--- INSTRUCTIONS TO FOLLOW ---
Copy each line below in which the string "title" occurs.

--- DATA FOR THIS EXERCISE ---

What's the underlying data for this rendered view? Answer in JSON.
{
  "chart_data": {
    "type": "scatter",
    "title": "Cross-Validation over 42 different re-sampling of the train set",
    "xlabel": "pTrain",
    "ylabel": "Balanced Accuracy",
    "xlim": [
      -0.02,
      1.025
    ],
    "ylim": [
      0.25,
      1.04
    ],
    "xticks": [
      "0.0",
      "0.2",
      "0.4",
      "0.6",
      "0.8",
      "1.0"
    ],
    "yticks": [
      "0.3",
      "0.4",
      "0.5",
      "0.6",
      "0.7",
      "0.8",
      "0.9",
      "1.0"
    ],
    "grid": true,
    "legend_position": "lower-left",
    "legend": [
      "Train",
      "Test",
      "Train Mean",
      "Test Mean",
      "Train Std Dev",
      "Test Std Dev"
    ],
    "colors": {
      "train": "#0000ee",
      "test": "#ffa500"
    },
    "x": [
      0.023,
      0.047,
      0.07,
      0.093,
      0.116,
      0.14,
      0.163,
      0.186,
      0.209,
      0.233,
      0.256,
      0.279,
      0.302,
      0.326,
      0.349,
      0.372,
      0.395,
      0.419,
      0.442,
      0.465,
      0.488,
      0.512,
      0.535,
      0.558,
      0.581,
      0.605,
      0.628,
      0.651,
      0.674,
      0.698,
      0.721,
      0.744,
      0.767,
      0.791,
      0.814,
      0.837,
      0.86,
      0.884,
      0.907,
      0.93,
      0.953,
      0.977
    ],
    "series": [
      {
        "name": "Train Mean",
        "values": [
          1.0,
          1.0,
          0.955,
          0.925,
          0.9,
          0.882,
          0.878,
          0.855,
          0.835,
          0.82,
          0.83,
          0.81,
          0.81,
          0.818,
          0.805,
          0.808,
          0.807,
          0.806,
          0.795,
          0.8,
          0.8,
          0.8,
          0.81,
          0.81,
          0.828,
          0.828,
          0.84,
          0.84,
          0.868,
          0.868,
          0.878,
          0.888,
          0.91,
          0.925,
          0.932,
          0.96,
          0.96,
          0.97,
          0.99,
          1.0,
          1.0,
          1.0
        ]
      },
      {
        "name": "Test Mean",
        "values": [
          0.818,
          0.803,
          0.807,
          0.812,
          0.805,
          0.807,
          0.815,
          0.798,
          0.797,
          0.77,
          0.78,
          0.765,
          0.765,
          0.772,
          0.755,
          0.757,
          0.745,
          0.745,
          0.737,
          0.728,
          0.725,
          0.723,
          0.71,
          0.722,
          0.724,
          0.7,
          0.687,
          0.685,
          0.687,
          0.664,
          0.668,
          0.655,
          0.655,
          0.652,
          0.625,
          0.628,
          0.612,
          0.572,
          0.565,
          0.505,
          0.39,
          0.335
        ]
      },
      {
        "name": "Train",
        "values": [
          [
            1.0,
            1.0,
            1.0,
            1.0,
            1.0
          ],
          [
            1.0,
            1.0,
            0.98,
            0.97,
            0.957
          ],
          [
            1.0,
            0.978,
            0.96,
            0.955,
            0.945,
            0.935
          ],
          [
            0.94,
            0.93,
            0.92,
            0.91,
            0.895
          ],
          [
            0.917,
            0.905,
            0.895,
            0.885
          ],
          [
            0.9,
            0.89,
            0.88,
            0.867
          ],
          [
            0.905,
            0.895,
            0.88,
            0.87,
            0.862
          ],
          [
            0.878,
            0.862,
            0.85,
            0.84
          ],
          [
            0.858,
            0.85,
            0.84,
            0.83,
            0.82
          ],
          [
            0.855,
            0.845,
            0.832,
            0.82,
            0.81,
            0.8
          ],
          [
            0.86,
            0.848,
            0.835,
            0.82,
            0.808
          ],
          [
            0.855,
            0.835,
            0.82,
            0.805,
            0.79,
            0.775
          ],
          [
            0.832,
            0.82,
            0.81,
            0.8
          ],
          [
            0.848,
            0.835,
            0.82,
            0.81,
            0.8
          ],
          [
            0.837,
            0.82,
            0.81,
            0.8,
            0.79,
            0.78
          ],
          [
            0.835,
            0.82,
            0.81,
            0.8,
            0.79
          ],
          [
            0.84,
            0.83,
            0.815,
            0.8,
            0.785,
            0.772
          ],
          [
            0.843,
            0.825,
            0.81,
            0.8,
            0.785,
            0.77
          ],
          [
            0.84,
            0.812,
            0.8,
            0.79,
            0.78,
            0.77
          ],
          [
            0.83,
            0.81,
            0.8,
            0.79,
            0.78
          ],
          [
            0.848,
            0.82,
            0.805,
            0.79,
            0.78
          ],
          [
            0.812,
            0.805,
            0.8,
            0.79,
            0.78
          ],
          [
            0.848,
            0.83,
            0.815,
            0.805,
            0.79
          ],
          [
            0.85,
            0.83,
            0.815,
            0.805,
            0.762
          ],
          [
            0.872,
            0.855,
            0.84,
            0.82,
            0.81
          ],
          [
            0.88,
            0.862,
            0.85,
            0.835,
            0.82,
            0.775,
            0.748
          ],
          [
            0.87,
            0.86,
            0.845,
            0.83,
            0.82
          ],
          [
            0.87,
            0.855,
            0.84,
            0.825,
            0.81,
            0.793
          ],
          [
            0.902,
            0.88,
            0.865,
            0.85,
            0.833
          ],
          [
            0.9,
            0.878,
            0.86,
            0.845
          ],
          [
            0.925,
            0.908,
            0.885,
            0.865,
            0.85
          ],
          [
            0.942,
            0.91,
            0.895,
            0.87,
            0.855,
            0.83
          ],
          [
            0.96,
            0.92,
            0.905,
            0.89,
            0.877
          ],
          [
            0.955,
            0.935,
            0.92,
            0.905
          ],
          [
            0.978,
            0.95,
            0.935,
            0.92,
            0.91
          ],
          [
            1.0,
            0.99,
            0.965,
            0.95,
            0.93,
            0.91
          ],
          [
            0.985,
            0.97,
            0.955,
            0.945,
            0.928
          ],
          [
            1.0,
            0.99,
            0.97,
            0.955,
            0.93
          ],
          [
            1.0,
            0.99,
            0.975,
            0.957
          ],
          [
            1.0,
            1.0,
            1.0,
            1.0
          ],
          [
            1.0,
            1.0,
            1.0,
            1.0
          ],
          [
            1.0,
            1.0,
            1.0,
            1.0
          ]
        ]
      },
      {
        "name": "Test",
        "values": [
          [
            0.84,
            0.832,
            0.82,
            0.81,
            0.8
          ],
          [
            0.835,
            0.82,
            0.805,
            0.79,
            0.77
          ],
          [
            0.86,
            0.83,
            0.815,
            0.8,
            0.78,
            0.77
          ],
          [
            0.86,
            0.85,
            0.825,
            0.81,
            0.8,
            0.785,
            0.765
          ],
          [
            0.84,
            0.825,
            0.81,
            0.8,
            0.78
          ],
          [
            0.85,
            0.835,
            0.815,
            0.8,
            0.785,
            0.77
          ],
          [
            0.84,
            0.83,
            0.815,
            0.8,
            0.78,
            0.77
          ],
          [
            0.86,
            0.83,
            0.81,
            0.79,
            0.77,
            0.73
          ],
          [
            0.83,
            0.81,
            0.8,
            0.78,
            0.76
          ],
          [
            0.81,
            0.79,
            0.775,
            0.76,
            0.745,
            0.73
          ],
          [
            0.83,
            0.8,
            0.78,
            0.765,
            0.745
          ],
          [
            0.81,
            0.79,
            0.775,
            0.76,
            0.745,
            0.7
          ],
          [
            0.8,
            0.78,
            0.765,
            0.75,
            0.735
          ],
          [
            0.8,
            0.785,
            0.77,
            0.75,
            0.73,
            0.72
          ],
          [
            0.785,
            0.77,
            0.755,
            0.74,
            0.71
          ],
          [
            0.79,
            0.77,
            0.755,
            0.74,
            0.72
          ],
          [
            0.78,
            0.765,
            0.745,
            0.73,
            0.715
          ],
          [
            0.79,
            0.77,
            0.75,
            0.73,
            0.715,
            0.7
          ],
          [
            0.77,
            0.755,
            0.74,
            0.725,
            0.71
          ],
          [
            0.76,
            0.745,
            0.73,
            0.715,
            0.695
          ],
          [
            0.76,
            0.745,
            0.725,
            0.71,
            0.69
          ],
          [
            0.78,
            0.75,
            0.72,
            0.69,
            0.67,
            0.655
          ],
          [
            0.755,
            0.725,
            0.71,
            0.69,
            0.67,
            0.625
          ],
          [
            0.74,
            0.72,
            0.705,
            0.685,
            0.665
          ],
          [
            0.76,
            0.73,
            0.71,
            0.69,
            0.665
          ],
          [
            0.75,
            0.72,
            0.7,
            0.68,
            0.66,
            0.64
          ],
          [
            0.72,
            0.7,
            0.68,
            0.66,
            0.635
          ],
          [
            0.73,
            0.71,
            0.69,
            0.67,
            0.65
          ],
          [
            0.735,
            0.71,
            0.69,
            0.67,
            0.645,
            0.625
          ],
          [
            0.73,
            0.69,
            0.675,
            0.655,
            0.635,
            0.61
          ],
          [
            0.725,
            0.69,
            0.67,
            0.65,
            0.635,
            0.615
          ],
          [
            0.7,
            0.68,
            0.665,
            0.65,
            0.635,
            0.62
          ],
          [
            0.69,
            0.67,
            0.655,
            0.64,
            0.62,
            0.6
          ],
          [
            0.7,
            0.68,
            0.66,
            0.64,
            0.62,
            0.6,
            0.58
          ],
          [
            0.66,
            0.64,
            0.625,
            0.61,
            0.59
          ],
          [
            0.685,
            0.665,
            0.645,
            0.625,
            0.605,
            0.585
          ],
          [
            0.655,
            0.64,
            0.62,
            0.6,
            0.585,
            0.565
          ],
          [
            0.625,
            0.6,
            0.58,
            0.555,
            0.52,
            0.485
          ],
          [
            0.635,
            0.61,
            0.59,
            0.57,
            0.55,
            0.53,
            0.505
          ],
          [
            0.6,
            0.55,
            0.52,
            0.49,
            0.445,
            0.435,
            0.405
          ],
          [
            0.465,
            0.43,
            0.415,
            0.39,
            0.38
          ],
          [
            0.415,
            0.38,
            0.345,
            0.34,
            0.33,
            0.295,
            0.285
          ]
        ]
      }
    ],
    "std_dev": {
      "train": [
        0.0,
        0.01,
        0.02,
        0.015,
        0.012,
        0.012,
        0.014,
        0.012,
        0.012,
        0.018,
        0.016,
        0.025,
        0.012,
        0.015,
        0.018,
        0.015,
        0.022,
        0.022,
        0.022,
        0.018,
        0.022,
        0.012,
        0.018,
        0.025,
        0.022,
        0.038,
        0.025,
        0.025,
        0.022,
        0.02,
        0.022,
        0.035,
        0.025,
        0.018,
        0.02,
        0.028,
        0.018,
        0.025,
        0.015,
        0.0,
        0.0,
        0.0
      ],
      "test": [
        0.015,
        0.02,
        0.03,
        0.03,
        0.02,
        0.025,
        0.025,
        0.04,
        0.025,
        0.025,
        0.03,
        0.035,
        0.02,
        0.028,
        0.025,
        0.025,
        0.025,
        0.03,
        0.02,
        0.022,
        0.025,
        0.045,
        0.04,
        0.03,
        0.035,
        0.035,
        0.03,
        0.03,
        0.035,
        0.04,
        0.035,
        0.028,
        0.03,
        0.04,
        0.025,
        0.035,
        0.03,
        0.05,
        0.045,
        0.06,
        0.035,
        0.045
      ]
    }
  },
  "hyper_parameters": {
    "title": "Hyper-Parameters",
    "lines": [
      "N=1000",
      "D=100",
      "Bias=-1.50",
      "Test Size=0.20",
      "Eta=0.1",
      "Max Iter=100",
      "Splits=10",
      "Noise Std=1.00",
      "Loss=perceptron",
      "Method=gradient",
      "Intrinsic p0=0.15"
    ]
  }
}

--- COMPLETED EXERCISE ---
    "title": "Cross-Validation over 42 different re-sampling of the train set",
    "title": "Hyper-Parameters",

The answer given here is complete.